*INSTRUCTIONS FOR THE TASK*.
Change every "comparison-bar" in the material below to "reference-bar", and write out all the lines again with nothing else altered.

(Stored records)
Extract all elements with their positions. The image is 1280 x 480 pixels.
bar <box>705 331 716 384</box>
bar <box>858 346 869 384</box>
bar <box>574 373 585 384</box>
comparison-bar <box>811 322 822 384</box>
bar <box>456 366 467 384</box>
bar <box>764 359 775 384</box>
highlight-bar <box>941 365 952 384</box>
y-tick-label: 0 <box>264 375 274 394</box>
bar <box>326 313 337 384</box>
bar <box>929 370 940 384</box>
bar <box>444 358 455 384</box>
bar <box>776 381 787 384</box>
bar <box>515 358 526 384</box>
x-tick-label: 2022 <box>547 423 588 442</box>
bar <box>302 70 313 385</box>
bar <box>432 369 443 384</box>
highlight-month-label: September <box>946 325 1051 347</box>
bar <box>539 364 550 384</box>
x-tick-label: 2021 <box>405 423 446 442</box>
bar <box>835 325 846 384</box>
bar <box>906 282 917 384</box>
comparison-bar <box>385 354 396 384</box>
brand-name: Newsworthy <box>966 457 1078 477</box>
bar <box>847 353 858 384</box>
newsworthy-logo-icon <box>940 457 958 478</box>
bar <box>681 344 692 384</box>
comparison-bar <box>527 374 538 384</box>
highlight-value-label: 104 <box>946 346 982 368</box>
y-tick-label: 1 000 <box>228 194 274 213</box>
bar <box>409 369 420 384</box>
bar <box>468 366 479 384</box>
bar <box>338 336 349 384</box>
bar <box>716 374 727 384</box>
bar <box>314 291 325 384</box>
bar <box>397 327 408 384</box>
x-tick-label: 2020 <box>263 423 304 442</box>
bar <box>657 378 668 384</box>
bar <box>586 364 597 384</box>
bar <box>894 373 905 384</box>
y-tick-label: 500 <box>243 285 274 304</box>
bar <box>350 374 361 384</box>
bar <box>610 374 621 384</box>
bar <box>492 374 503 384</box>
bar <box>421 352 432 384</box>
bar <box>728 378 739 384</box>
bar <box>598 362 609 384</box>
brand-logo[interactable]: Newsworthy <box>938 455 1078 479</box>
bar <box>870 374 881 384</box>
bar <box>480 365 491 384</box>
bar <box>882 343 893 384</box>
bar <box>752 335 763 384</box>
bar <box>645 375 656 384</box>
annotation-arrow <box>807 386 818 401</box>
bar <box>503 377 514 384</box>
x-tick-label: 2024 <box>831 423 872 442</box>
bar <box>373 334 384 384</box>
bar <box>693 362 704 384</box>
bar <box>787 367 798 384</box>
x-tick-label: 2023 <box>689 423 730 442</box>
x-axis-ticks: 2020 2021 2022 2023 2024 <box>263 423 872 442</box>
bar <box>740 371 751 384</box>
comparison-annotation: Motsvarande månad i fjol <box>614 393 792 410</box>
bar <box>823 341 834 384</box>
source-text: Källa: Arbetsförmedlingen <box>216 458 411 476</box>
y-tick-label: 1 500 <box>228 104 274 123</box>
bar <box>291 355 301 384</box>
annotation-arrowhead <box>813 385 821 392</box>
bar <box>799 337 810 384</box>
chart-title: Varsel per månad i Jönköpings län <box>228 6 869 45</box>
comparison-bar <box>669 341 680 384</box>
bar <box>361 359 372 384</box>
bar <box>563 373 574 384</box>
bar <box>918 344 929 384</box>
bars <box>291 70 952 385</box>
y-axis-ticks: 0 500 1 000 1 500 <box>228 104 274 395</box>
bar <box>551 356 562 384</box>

*FULL RESPONSE*.
Extract all elements with their positions. The image is 1280 x 480 pixels.
bar <box>705 331 716 384</box>
bar <box>858 346 869 384</box>
bar <box>574 373 585 384</box>
reference-bar <box>811 322 822 384</box>
bar <box>456 366 467 384</box>
bar <box>764 359 775 384</box>
highlight-bar <box>941 365 952 384</box>
y-tick-label: 0 <box>264 375 274 394</box>
bar <box>326 313 337 384</box>
bar <box>929 370 940 384</box>
bar <box>444 358 455 384</box>
bar <box>776 381 787 384</box>
bar <box>515 358 526 384</box>
x-tick-label: 2022 <box>547 423 588 442</box>
bar <box>302 70 313 385</box>
bar <box>432 369 443 384</box>
highlight-month-label: September <box>946 325 1051 347</box>
bar <box>539 364 550 384</box>
x-tick-label: 2021 <box>405 423 446 442</box>
bar <box>835 325 846 384</box>
bar <box>906 282 917 384</box>
reference-bar <box>385 354 396 384</box>
brand-name: Newsworthy <box>966 457 1078 477</box>
bar <box>847 353 858 384</box>
newsworthy-logo-icon <box>940 457 958 478</box>
bar <box>681 344 692 384</box>
reference-bar <box>527 374 538 384</box>
highlight-value-label: 104 <box>946 346 982 368</box>
y-tick-label: 1 000 <box>228 194 274 213</box>
bar <box>409 369 420 384</box>
bar <box>468 366 479 384</box>
bar <box>338 336 349 384</box>
bar <box>716 374 727 384</box>
bar <box>314 291 325 384</box>
bar <box>397 327 408 384</box>
x-tick-label: 2020 <box>263 423 304 442</box>
bar <box>657 378 668 384</box>
bar <box>586 364 597 384</box>
bar <box>894 373 905 384</box>
y-tick-label: 500 <box>243 285 274 304</box>
bar <box>350 374 361 384</box>
bar <box>610 374 621 384</box>
bar <box>492 374 503 384</box>
bar <box>421 352 432 384</box>
bar <box>728 378 739 384</box>
bar <box>598 362 609 384</box>
brand-logo[interactable]: Newsworthy <box>938 455 1078 479</box>
bar <box>870 374 881 384</box>
bar <box>480 365 491 384</box>
bar <box>882 343 893 384</box>
bar <box>752 335 763 384</box>
bar <box>645 375 656 384</box>
annotation-arrow <box>807 386 818 401</box>
bar <box>503 377 514 384</box>
x-tick-label: 2024 <box>831 423 872 442</box>
bar <box>373 334 384 384</box>
bar <box>693 362 704 384</box>
bar <box>787 367 798 384</box>
x-tick-label: 2023 <box>689 423 730 442</box>
x-axis-ticks: 2020 2021 2022 2023 2024 <box>263 423 872 442</box>
bar <box>740 371 751 384</box>
comparison-annotation: Motsvarande månad i fjol <box>614 393 792 410</box>
bar <box>823 341 834 384</box>
source-text: Källa: Arbetsförmedlingen <box>216 458 411 476</box>
y-tick-label: 1 500 <box>228 104 274 123</box>
bar <box>291 355 301 384</box>
annotation-arrowhead <box>813 385 821 392</box>
bar <box>799 337 810 384</box>
chart-title: Varsel per månad i Jönköpings län <box>228 6 869 45</box>
reference-bar <box>669 341 680 384</box>
bar <box>361 359 372 384</box>
bar <box>563 373 574 384</box>
bar <box>918 344 929 384</box>
bars <box>291 70 952 385</box>
y-axis-ticks: 0 500 1 000 1 500 <box>228 104 274 395</box>
bar <box>551 356 562 384</box>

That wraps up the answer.